Recorded data
/---

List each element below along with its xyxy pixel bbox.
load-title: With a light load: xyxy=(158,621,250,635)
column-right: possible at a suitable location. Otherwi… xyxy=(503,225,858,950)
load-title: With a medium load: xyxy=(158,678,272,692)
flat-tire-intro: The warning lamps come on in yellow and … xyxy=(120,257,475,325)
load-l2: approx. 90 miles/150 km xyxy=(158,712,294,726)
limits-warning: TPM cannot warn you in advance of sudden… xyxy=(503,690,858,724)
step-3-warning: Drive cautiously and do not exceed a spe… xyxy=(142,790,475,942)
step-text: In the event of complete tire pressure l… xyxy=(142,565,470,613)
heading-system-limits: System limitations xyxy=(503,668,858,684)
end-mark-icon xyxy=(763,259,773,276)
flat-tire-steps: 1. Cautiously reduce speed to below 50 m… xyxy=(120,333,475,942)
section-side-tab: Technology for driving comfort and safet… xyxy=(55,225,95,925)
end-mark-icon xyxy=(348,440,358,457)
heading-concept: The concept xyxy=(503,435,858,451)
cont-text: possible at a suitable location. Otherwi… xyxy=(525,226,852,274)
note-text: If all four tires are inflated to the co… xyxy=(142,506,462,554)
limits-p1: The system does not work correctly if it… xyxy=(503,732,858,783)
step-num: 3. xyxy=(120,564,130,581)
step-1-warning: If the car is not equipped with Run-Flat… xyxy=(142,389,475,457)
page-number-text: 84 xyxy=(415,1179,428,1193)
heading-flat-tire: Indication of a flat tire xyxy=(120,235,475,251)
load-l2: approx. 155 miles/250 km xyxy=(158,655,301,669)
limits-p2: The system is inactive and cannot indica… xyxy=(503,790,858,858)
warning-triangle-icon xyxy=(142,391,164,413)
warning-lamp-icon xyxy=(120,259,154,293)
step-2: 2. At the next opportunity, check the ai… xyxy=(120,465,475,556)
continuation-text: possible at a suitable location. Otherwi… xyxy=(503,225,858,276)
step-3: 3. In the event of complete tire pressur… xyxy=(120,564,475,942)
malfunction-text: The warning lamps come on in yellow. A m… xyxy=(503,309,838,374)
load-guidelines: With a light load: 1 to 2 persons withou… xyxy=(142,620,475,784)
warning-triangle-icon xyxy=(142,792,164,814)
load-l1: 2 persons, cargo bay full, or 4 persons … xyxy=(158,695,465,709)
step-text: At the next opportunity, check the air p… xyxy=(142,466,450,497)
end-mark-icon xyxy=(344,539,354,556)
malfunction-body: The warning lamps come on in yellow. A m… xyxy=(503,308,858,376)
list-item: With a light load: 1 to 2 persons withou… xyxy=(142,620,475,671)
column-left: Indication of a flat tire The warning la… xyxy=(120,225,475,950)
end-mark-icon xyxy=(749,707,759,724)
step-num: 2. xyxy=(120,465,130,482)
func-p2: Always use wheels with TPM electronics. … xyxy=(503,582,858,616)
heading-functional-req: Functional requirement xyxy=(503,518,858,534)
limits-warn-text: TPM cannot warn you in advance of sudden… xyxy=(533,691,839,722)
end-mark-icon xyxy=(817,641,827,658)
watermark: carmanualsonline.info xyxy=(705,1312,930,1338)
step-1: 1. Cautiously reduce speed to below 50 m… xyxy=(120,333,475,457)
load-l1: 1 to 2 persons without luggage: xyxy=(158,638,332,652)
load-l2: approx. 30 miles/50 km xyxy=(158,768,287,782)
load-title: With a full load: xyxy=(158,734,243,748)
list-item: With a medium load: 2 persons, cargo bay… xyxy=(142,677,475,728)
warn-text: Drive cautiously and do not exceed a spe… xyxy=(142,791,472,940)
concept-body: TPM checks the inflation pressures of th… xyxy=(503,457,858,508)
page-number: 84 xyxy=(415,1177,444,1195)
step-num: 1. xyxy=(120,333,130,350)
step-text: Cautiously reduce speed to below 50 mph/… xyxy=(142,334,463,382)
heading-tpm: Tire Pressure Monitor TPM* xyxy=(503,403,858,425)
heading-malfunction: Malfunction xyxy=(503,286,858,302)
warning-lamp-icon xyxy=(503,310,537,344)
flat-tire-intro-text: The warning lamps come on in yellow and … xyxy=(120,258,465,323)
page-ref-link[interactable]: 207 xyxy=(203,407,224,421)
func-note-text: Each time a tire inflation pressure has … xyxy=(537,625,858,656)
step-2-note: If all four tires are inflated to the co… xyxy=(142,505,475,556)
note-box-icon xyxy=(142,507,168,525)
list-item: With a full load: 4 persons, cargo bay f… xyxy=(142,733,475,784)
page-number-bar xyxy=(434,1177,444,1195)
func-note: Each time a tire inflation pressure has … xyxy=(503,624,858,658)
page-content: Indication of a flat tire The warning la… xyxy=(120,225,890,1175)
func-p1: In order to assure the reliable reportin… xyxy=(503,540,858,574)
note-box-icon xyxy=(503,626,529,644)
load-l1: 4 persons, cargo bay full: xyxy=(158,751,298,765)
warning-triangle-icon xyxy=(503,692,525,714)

\---

- _SHORT PROBLEM_
Copy out the entries above, word for word, from the first line through the line containing "heading-flat-tire: Indication of", including both.

- _FULL RESPONSE_
List each element below along with its xyxy pixel bbox.
load-title: With a light load: xyxy=(158,621,250,635)
column-right: possible at a suitable location. Otherwi… xyxy=(503,225,858,950)
load-title: With a medium load: xyxy=(158,678,272,692)
flat-tire-intro: The warning lamps come on in yellow and … xyxy=(120,257,475,325)
load-l2: approx. 90 miles/150 km xyxy=(158,712,294,726)
limits-warning: TPM cannot warn you in advance of sudden… xyxy=(503,690,858,724)
step-3-warning: Drive cautiously and do not exceed a spe… xyxy=(142,790,475,942)
step-text: In the event of complete tire pressure l… xyxy=(142,565,470,613)
heading-system-limits: System limitations xyxy=(503,668,858,684)
end-mark-icon xyxy=(763,259,773,276)
flat-tire-steps: 1. Cautiously reduce speed to below 50 m… xyxy=(120,333,475,942)
section-side-tab: Technology for driving comfort and safet… xyxy=(55,225,95,925)
end-mark-icon xyxy=(348,440,358,457)
heading-concept: The concept xyxy=(503,435,858,451)
cont-text: possible at a suitable location. Otherwi… xyxy=(525,226,852,274)
note-text: If all four tires are inflated to the co… xyxy=(142,506,462,554)
limits-p1: The system does not work correctly if it… xyxy=(503,732,858,783)
step-num: 3. xyxy=(120,564,130,581)
step-1-warning: If the car is not equipped with Run-Flat… xyxy=(142,389,475,457)
page-number-text: 84 xyxy=(415,1179,428,1193)
heading-flat-tire: Indication of a flat tire xyxy=(120,235,475,251)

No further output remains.